Rows from a dataset
* * * * * * * * *
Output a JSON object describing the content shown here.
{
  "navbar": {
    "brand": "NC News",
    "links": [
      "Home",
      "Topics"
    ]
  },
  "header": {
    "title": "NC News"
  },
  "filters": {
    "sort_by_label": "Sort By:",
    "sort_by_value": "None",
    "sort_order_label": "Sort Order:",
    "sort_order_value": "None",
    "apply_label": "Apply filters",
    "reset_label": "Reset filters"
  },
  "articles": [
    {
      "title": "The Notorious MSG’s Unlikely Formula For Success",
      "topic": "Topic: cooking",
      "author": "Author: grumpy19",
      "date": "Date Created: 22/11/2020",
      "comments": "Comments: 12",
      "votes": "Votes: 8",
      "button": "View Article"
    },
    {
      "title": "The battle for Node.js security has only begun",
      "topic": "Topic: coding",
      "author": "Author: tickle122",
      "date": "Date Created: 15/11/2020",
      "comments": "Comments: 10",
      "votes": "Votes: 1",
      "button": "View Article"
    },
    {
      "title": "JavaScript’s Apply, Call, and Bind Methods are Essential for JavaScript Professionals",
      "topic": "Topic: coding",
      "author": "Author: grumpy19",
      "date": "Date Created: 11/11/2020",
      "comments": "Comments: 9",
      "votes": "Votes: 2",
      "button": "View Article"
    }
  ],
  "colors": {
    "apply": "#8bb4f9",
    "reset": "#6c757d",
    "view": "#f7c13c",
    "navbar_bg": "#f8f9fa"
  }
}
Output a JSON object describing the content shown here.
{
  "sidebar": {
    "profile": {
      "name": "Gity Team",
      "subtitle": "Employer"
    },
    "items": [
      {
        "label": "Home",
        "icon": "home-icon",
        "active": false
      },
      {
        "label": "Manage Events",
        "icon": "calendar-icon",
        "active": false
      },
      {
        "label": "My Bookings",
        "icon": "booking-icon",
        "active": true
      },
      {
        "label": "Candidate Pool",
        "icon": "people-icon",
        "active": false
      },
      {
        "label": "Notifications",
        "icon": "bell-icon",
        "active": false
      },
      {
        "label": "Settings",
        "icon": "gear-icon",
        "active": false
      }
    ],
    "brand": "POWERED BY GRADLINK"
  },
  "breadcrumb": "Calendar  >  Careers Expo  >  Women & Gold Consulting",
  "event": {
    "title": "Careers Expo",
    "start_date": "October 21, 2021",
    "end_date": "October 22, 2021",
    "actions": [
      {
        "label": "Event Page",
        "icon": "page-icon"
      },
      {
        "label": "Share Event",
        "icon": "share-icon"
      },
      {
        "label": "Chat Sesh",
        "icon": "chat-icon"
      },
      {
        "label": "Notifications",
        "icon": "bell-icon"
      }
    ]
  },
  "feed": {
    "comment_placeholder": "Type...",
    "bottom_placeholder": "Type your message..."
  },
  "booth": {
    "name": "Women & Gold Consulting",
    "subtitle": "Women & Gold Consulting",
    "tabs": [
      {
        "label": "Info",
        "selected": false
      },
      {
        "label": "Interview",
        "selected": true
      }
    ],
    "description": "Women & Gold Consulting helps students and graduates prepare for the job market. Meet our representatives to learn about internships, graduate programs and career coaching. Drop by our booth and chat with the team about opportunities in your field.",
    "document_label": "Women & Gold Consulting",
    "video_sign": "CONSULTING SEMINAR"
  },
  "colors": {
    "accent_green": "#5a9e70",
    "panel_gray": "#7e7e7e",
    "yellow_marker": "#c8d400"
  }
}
* * * * * * * * *
### The exercise
Copy out all of the records above with nothing altered.

### Reply
Output a JSON object describing the content shown here.
{
  "navbar": {
    "brand": "NC News",
    "links": [
      "Home",
      "Topics"
    ]
  },
  "header": {
    "title": "NC News"
  },
  "filters": {
    "sort_by_label": "Sort By:",
    "sort_by_value": "None",
    "sort_order_label": "Sort Order:",
    "sort_order_value": "None",
    "apply_label": "Apply filters",
    "reset_label": "Reset filters"
  },
  "articles": [
    {
      "title": "The Notorious MSG’s Unlikely Formula For Success",
      "topic": "Topic: cooking",
      "author": "Author: grumpy19",
      "date": "Date Created: 22/11/2020",
      "comments": "Comments: 12",
      "votes": "Votes: 8",
      "button": "View Article"
    },
    {
      "title": "The battle for Node.js security has only begun",
      "topic": "Topic: coding",
      "author": "Author: tickle122",
      "date": "Date Created: 15/11/2020",
      "comments": "Comments: 10",
      "votes": "Votes: 1",
      "button": "View Article"
    },
    {
      "title": "JavaScript’s Apply, Call, and Bind Methods are Essential for JavaScript Professionals",
      "topic": "Topic: coding",
      "author": "Author: grumpy19",
      "date": "Date Created: 11/11/2020",
      "comments": "Comments: 9",
      "votes": "Votes: 2",
      "button": "View Article"
    }
  ],
  "colors": {
    "apply": "#8bb4f9",
    "reset": "#6c757d",
    "view": "#f7c13c",
    "navbar_bg": "#f8f9fa"
  }
}
Output a JSON object describing the content shown here.
{
  "sidebar": {
    "profile": {
      "name": "Gity Team",
      "subtitle": "Employer"
    },
    "items": [
      {
        "label": "Home",
        "icon": "home-icon",
        "active": false
      },
      {
        "label": "Manage Events",
        "icon": "calendar-icon",
        "active": false
      },
      {
        "label": "My Bookings",
        "icon": "booking-icon",
        "active": true
      },
      {
        "label": "Candidate Pool",
        "icon": "people-icon",
        "active": false
      },
      {
        "label": "Notifications",
        "icon": "bell-icon",
        "active": false
      },
      {
        "label": "Settings",
        "icon": "gear-icon",
        "active": false
      }
    ],
    "brand": "POWERED BY GRADLINK"
  },
  "breadcrumb": "Calendar  >  Careers Expo  >  Women & Gold Consulting",
  "event": {
    "title": "Careers Expo",
    "start_date": "October 21, 2021",
    "end_date": "October 22, 2021",
    "actions": [
      {
        "label": "Event Page",
        "icon": "page-icon"
      },
      {
        "label": "Share Event",
        "icon": "share-icon"
      },
      {
        "label": "Chat Sesh",
        "icon": "chat-icon"
      },
      {
        "label": "Notifications",
        "icon": "bell-icon"
      }
    ]
  },
  "feed": {
    "comment_placeholder": "Type...",
    "bottom_placeholder": "Type your message..."
  },
  "booth": {
    "name": "Women & Gold Consulting",
    "subtitle": "Women & Gold Consulting",
    "tabs": [
      {
        "label": "Info",
        "selected": false
      },
      {
        "label": "Interview",
        "selected": true
      }
    ],
    "description": "Women & Gold Consulting helps students and graduates prepare for the job market. Meet our representatives to learn about internships, graduate programs and career coaching. Drop by our booth and chat with the team about opportunities in your field.",
    "document_label": "Women & Gold Consulting",
    "video_sign": "CONSULTING SEMINAR"
  },
  "colors": {
    "accent_green": "#5a9e70",
    "panel_gray": "#7e7e7e",
    "yellow_marker": "#c8d400"
  }
}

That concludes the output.